* TASK DESCRIPTION
Extract the lines that hold the string "Insert".

* A run of records
# # # # #

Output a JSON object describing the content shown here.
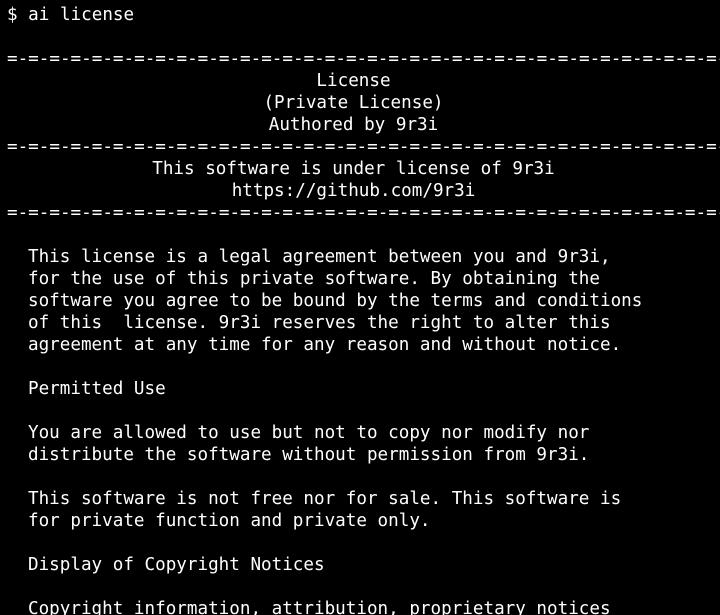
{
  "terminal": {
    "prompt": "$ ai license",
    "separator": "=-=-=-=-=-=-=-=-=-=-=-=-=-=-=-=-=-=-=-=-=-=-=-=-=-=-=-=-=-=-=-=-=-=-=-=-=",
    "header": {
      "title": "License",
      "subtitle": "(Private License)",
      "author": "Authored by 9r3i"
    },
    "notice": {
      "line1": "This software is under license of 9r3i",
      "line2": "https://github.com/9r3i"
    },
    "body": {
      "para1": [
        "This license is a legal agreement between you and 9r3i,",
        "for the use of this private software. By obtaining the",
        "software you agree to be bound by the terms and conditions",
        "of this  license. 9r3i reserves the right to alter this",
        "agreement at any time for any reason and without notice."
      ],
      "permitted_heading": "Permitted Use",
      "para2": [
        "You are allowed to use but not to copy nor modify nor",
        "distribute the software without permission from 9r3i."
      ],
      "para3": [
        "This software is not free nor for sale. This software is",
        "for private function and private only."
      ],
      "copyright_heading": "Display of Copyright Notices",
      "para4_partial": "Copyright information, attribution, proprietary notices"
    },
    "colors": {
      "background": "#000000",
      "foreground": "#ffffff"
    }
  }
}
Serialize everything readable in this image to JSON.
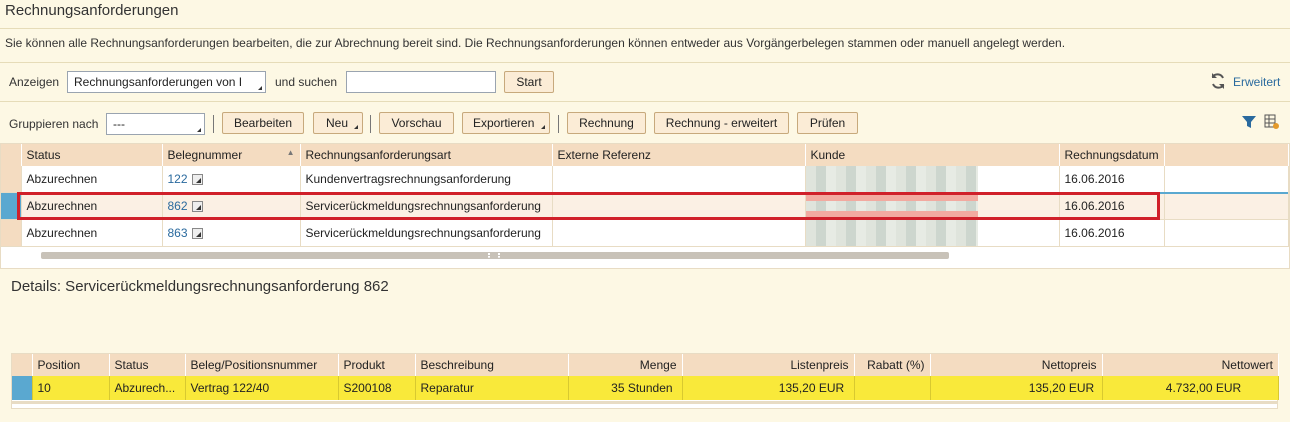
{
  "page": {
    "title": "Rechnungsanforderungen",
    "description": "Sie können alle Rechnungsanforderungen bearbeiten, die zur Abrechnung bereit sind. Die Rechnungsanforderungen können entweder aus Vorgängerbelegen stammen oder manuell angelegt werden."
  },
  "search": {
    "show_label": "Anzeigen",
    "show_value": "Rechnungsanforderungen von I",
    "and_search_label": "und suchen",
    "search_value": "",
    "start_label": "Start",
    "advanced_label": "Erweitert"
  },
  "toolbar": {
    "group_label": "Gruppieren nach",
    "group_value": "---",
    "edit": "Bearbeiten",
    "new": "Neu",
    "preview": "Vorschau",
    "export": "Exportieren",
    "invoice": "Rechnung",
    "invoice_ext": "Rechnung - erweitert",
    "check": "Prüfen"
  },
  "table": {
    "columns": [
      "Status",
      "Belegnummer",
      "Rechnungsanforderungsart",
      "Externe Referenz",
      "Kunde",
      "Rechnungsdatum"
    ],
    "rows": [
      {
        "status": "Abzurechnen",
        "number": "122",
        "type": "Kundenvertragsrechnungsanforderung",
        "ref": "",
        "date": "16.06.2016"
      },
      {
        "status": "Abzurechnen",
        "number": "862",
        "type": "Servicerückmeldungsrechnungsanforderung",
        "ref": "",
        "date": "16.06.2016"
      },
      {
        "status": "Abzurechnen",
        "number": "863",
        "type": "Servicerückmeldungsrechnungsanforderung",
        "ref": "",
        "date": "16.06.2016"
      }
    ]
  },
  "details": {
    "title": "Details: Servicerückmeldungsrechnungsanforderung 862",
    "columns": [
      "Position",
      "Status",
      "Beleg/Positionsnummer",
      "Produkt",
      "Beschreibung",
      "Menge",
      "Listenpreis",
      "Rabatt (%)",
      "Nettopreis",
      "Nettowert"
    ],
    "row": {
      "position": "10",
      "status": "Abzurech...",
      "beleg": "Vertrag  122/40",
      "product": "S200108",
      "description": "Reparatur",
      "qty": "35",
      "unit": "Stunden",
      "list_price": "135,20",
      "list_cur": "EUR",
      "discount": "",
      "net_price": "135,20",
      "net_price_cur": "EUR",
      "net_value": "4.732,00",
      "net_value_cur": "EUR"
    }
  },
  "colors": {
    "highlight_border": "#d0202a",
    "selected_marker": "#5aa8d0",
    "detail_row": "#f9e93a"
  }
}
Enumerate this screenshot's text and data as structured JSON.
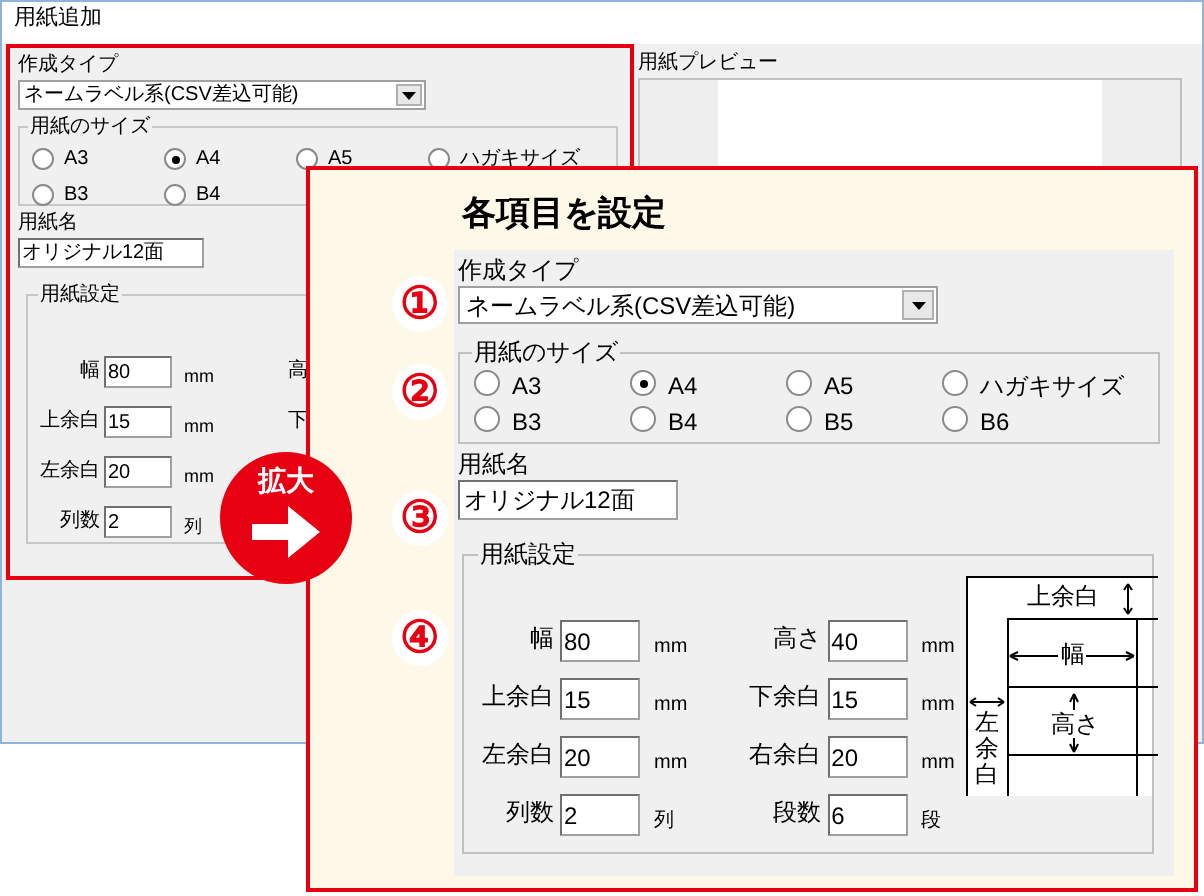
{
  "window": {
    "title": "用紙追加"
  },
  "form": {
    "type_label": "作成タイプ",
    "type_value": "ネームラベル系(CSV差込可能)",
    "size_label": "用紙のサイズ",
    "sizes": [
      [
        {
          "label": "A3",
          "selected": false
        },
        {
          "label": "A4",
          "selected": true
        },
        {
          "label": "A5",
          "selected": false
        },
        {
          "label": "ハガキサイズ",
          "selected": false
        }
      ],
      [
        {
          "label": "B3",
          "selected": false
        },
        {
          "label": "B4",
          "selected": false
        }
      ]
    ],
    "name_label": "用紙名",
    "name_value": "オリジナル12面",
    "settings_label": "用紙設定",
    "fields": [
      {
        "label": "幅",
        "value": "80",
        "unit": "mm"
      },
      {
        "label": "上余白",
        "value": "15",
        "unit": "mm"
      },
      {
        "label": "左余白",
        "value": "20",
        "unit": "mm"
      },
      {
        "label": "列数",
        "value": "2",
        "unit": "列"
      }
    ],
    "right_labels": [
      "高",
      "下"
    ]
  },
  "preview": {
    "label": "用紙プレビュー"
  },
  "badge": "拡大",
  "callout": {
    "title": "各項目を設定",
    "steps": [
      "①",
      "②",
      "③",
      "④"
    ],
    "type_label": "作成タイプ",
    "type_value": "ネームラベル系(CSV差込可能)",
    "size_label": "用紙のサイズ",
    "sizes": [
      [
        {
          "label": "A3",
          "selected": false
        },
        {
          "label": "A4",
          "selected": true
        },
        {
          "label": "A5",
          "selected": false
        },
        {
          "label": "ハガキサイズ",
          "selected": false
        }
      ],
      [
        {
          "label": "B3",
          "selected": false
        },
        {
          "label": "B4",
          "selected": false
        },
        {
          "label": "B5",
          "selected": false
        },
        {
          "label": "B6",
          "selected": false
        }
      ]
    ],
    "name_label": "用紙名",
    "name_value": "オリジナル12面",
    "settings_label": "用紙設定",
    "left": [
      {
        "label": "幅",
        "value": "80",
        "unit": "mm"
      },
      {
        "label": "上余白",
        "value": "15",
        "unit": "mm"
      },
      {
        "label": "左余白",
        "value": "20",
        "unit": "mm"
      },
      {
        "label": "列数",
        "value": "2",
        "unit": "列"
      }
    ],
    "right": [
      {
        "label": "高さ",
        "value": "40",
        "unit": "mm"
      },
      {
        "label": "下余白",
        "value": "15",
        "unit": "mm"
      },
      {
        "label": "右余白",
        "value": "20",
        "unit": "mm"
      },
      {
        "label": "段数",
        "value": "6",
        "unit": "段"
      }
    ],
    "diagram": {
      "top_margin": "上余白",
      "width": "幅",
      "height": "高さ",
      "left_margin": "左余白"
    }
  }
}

# # # # #

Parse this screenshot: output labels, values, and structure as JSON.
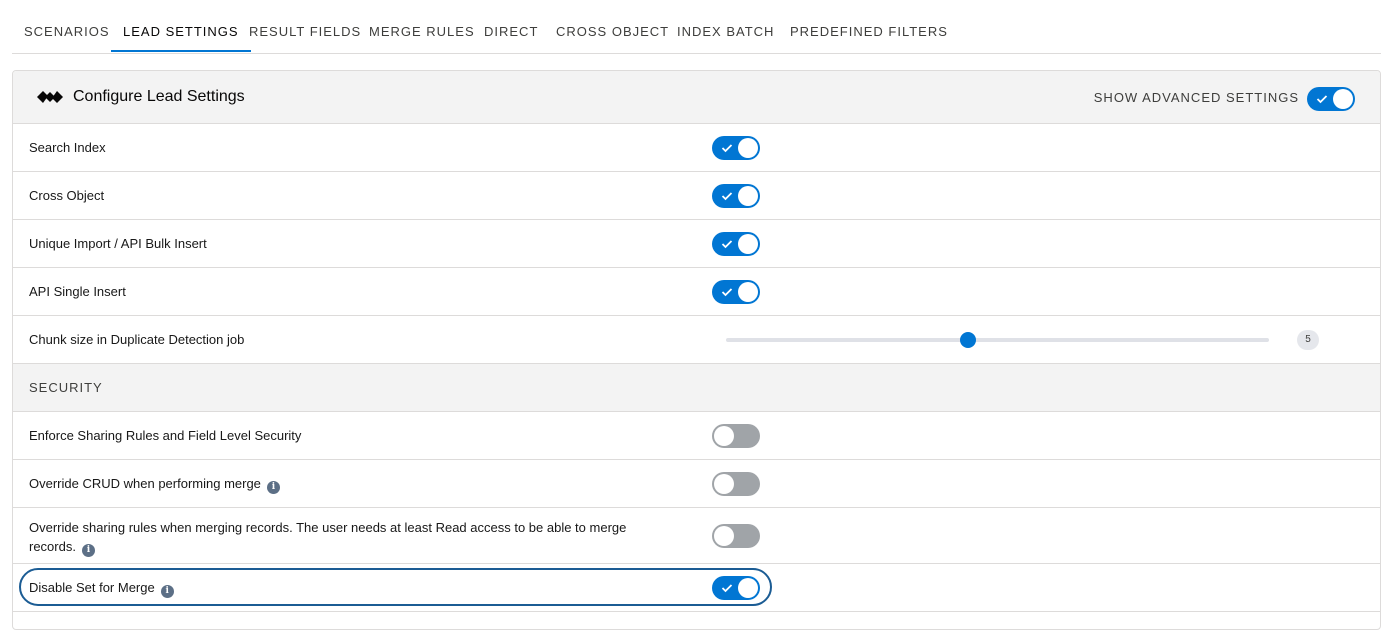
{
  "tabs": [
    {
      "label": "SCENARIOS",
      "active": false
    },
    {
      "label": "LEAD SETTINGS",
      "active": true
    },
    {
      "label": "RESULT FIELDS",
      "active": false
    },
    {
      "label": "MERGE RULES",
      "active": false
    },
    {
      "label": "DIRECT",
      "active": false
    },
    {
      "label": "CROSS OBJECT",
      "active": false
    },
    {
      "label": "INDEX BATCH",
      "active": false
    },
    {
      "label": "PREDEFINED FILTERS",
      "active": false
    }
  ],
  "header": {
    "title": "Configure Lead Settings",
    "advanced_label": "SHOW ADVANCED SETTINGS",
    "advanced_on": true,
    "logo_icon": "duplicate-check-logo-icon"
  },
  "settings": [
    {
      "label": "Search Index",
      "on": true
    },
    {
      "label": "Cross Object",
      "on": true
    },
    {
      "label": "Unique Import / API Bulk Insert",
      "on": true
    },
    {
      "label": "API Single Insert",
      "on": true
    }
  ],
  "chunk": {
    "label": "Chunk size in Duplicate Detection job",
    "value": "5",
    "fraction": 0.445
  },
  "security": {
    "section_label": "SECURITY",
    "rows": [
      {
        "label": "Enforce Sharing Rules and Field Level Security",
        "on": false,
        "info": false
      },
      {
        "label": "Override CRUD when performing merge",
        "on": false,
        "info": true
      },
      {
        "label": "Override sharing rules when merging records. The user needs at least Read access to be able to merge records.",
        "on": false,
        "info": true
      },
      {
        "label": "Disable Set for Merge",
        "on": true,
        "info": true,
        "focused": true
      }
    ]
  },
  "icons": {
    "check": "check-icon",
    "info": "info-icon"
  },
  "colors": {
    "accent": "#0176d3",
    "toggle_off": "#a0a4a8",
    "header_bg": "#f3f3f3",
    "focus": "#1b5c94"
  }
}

# # # # #

* ANSWER IN FULL
      "label": "Unique Import / API Bulk Insert",
      "label": "API Single Insert",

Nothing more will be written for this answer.